Task to complete — Gather all lines in the entries that include the word "name".

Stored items
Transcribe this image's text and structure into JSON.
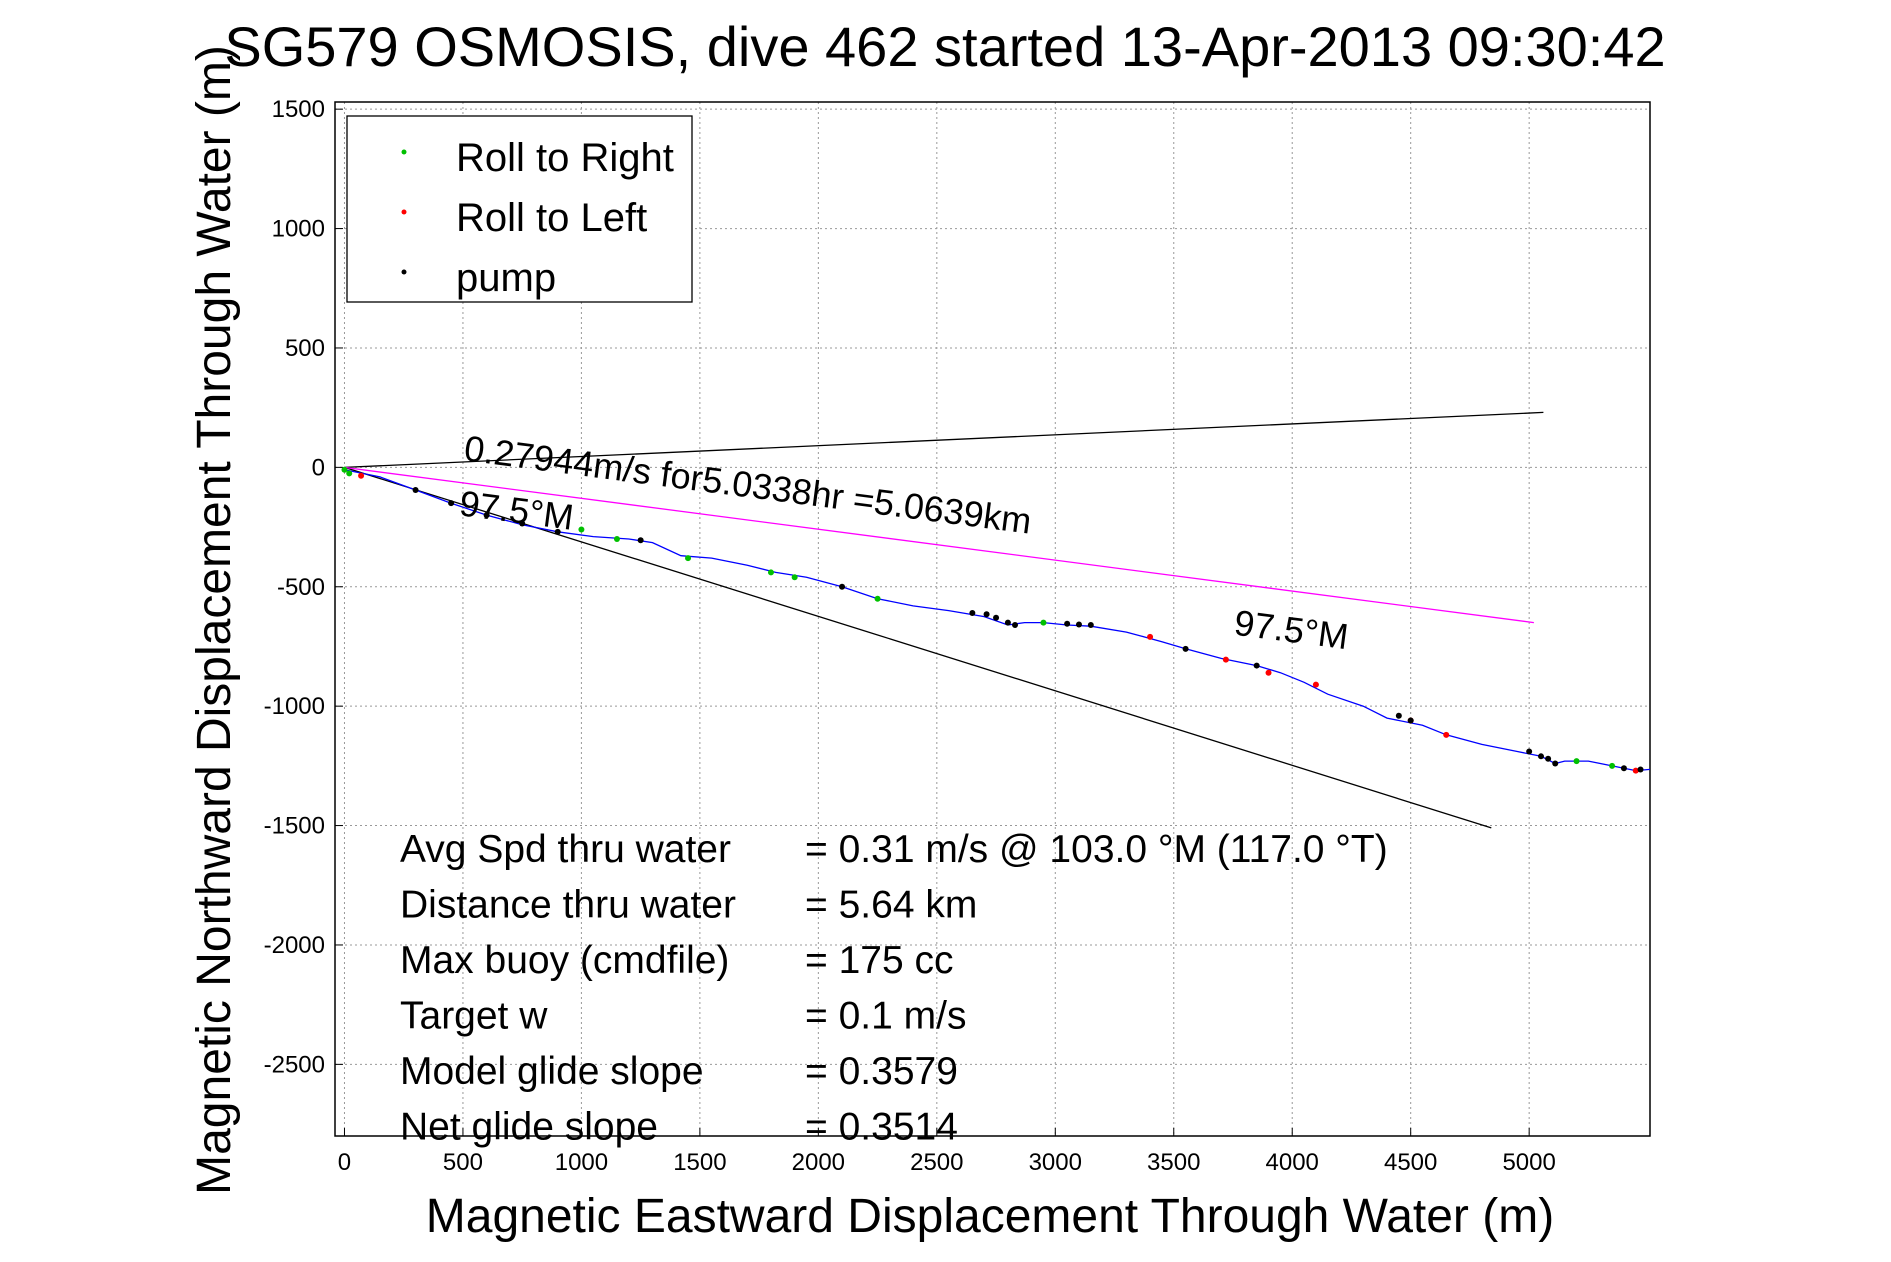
{
  "chart_data": {
    "type": "scatter",
    "title": "SG579 OSMOSIS, dive 462 started 13-Apr-2013 09:30:42",
    "xlabel": "Magnetic Eastward Displacement Through Water (m)",
    "ylabel": "Magnetic Northward Displacement Through Water (m)",
    "xlim": [
      -40,
      5510
    ],
    "ylim": [
      -2800,
      1530
    ],
    "xticks": [
      0,
      500,
      1000,
      1500,
      2000,
      2500,
      3000,
      3500,
      4000,
      4500,
      5000
    ],
    "yticks": [
      1500,
      1000,
      500,
      0,
      -500,
      -1000,
      -1500,
      -2000,
      -2500
    ],
    "grid": true,
    "legend": {
      "placement": "top-left",
      "entries": [
        {
          "name": "Roll to Right",
          "color": "#00c000"
        },
        {
          "name": "Roll to Left",
          "color": "#ff0000"
        },
        {
          "name": "pump",
          "color": "#000000"
        }
      ]
    },
    "track": {
      "color": "#0000ff",
      "points": [
        [
          0,
          -10
        ],
        [
          150,
          -40
        ],
        [
          300,
          -95
        ],
        [
          450,
          -150
        ],
        [
          600,
          -200
        ],
        [
          750,
          -240
        ],
        [
          900,
          -270
        ],
        [
          1050,
          -290
        ],
        [
          1200,
          -300
        ],
        [
          1300,
          -315
        ],
        [
          1420,
          -370
        ],
        [
          1550,
          -380
        ],
        [
          1700,
          -410
        ],
        [
          1820,
          -440
        ],
        [
          1950,
          -460
        ],
        [
          2100,
          -500
        ],
        [
          2250,
          -550
        ],
        [
          2400,
          -580
        ],
        [
          2550,
          -600
        ],
        [
          2700,
          -625
        ],
        [
          2800,
          -660
        ],
        [
          2870,
          -650
        ],
        [
          2950,
          -650
        ],
        [
          3050,
          -660
        ],
        [
          3150,
          -665
        ],
        [
          3300,
          -690
        ],
        [
          3450,
          -730
        ],
        [
          3550,
          -760
        ],
        [
          3700,
          -800
        ],
        [
          3850,
          -830
        ],
        [
          3950,
          -860
        ],
        [
          4050,
          -900
        ],
        [
          4150,
          -950
        ],
        [
          4300,
          -1000
        ],
        [
          4400,
          -1050
        ],
        [
          4550,
          -1080
        ],
        [
          4650,
          -1120
        ],
        [
          4800,
          -1160
        ],
        [
          4950,
          -1190
        ],
        [
          5050,
          -1210
        ],
        [
          5110,
          -1240
        ],
        [
          5150,
          -1230
        ],
        [
          5250,
          -1230
        ],
        [
          5350,
          -1250
        ],
        [
          5450,
          -1270
        ],
        [
          5510,
          -1265
        ]
      ]
    },
    "roll_right_points": [
      [
        0,
        -10
      ],
      [
        20,
        -25
      ],
      [
        1000,
        -260
      ],
      [
        1150,
        -300
      ],
      [
        1450,
        -380
      ],
      [
        1800,
        -440
      ],
      [
        1900,
        -460
      ],
      [
        2250,
        -550
      ],
      [
        2950,
        -650
      ],
      [
        5200,
        -1230
      ],
      [
        5350,
        -1250
      ]
    ],
    "roll_left_points": [
      [
        70,
        -35
      ],
      [
        3400,
        -710
      ],
      [
        3720,
        -805
      ],
      [
        3900,
        -860
      ],
      [
        4100,
        -910
      ],
      [
        4500,
        -1060
      ],
      [
        4650,
        -1120
      ],
      [
        5450,
        -1270
      ]
    ],
    "pump_points": [
      [
        300,
        -95
      ],
      [
        450,
        -150
      ],
      [
        600,
        -200
      ],
      [
        750,
        -235
      ],
      [
        900,
        -270
      ],
      [
        1250,
        -305
      ],
      [
        2100,
        -500
      ],
      [
        2650,
        -610
      ],
      [
        2710,
        -615
      ],
      [
        2750,
        -630
      ],
      [
        2800,
        -650
      ],
      [
        2830,
        -660
      ],
      [
        3050,
        -655
      ],
      [
        3100,
        -658
      ],
      [
        3150,
        -660
      ],
      [
        3550,
        -760
      ],
      [
        3850,
        -830
      ],
      [
        4450,
        -1040
      ],
      [
        4500,
        -1060
      ],
      [
        5000,
        -1190
      ],
      [
        5050,
        -1210
      ],
      [
        5080,
        -1220
      ],
      [
        5110,
        -1240
      ],
      [
        5400,
        -1260
      ],
      [
        5470,
        -1265
      ]
    ],
    "reference_lines": [
      {
        "color": "#000000",
        "points": [
          [
            0,
            0
          ],
          [
            5060,
            230
          ]
        ]
      },
      {
        "color": "#000000",
        "points": [
          [
            0,
            0
          ],
          [
            4840,
            -1510
          ]
        ]
      },
      {
        "color": "#ff00ff",
        "points": [
          [
            0,
            0
          ],
          [
            5020,
            -650
          ]
        ]
      }
    ],
    "annotations": [
      {
        "text": "0.27944m/s for5.0338hr =5.0639km",
        "x": 500,
        "y": 30,
        "angle": 7.4
      },
      {
        "text": "97.5°M",
        "x": 480,
        "y": -200,
        "angle": 7.4
      },
      {
        "text": "97.5°M",
        "x": 3750,
        "y": -700,
        "angle": 7.4
      }
    ],
    "stats": [
      {
        "label": "Avg Spd thru water",
        "value": "=  0.31 m/s @ 103.0 °M (117.0 °T)"
      },
      {
        "label": "Distance thru water",
        "value": "=  5.64 km"
      },
      {
        "label": "Max buoy (cmdfile)",
        "value": "= 175 cc"
      },
      {
        "label": "Target w",
        "value": "= 0.1 m/s"
      },
      {
        "label": "Model glide slope",
        "value": "= 0.3579"
      },
      {
        "label": "Net glide slope",
        "value": "= 0.3514"
      }
    ]
  }
}
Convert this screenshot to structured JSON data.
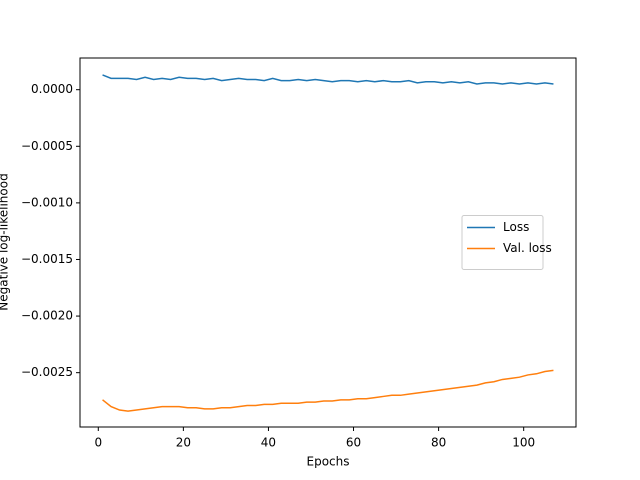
{
  "chart_data": {
    "type": "line",
    "xlabel": "Epochs",
    "ylabel": "Negative log-likelihood",
    "x": [
      1,
      3,
      5,
      7,
      9,
      11,
      13,
      15,
      17,
      19,
      21,
      23,
      25,
      27,
      29,
      31,
      33,
      35,
      37,
      39,
      41,
      43,
      45,
      47,
      49,
      51,
      53,
      55,
      57,
      59,
      61,
      63,
      65,
      67,
      69,
      71,
      73,
      75,
      77,
      79,
      81,
      83,
      85,
      87,
      89,
      91,
      93,
      95,
      97,
      99,
      101,
      103,
      105,
      107
    ],
    "series": [
      {
        "name": "Loss",
        "color": "#1f77b4",
        "values": [
          0.00013,
          0.0001,
          0.0001,
          0.0001,
          9e-05,
          0.00011,
          9e-05,
          0.0001,
          9e-05,
          0.00011,
          0.0001,
          0.0001,
          9e-05,
          0.0001,
          8e-05,
          9e-05,
          0.0001,
          9e-05,
          9e-05,
          8e-05,
          0.0001,
          8e-05,
          8e-05,
          9e-05,
          8e-05,
          9e-05,
          8e-05,
          7e-05,
          8e-05,
          8e-05,
          7e-05,
          8e-05,
          7e-05,
          8e-05,
          7e-05,
          7e-05,
          8e-05,
          6e-05,
          7e-05,
          7e-05,
          6e-05,
          7e-05,
          6e-05,
          7e-05,
          5e-05,
          6e-05,
          6e-05,
          5e-05,
          6e-05,
          5e-05,
          6e-05,
          5e-05,
          6e-05,
          5e-05
        ]
      },
      {
        "name": "Val. loss",
        "color": "#ff7f0e",
        "values": [
          -0.00274,
          -0.0028,
          -0.00283,
          -0.00284,
          -0.00283,
          -0.00282,
          -0.00281,
          -0.0028,
          -0.0028,
          -0.0028,
          -0.00281,
          -0.00281,
          -0.00282,
          -0.00282,
          -0.00281,
          -0.00281,
          -0.0028,
          -0.00279,
          -0.00279,
          -0.00278,
          -0.00278,
          -0.00277,
          -0.00277,
          -0.00277,
          -0.00276,
          -0.00276,
          -0.00275,
          -0.00275,
          -0.00274,
          -0.00274,
          -0.00273,
          -0.00273,
          -0.00272,
          -0.00271,
          -0.0027,
          -0.0027,
          -0.00269,
          -0.00268,
          -0.00267,
          -0.00266,
          -0.00265,
          -0.00264,
          -0.00263,
          -0.00262,
          -0.00261,
          -0.00259,
          -0.00258,
          -0.00256,
          -0.00255,
          -0.00254,
          -0.00252,
          -0.00251,
          -0.00249,
          -0.00248
        ]
      }
    ],
    "xlim": [
      -4.3,
      112.3
    ],
    "xticks": [
      0,
      20,
      40,
      60,
      80,
      100
    ],
    "ylim": [
      -0.00298,
      0.00028
    ],
    "yticks": [
      {
        "value": 0,
        "label": "0.0000"
      },
      {
        "value": -0.0005,
        "label": "−0.0005"
      },
      {
        "value": -0.001,
        "label": "−0.0010"
      },
      {
        "value": -0.0015,
        "label": "−0.0015"
      },
      {
        "value": -0.002,
        "label": "−0.0020"
      },
      {
        "value": -0.0025,
        "label": "−0.0025"
      }
    ],
    "legend": "center right",
    "grid": false
  }
}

Answer to this task —
          "name": "Roll to Right",
          "name": "Roll to Left",
          "name": "pump",
        "name": "Loss",
        "name": "Val. loss",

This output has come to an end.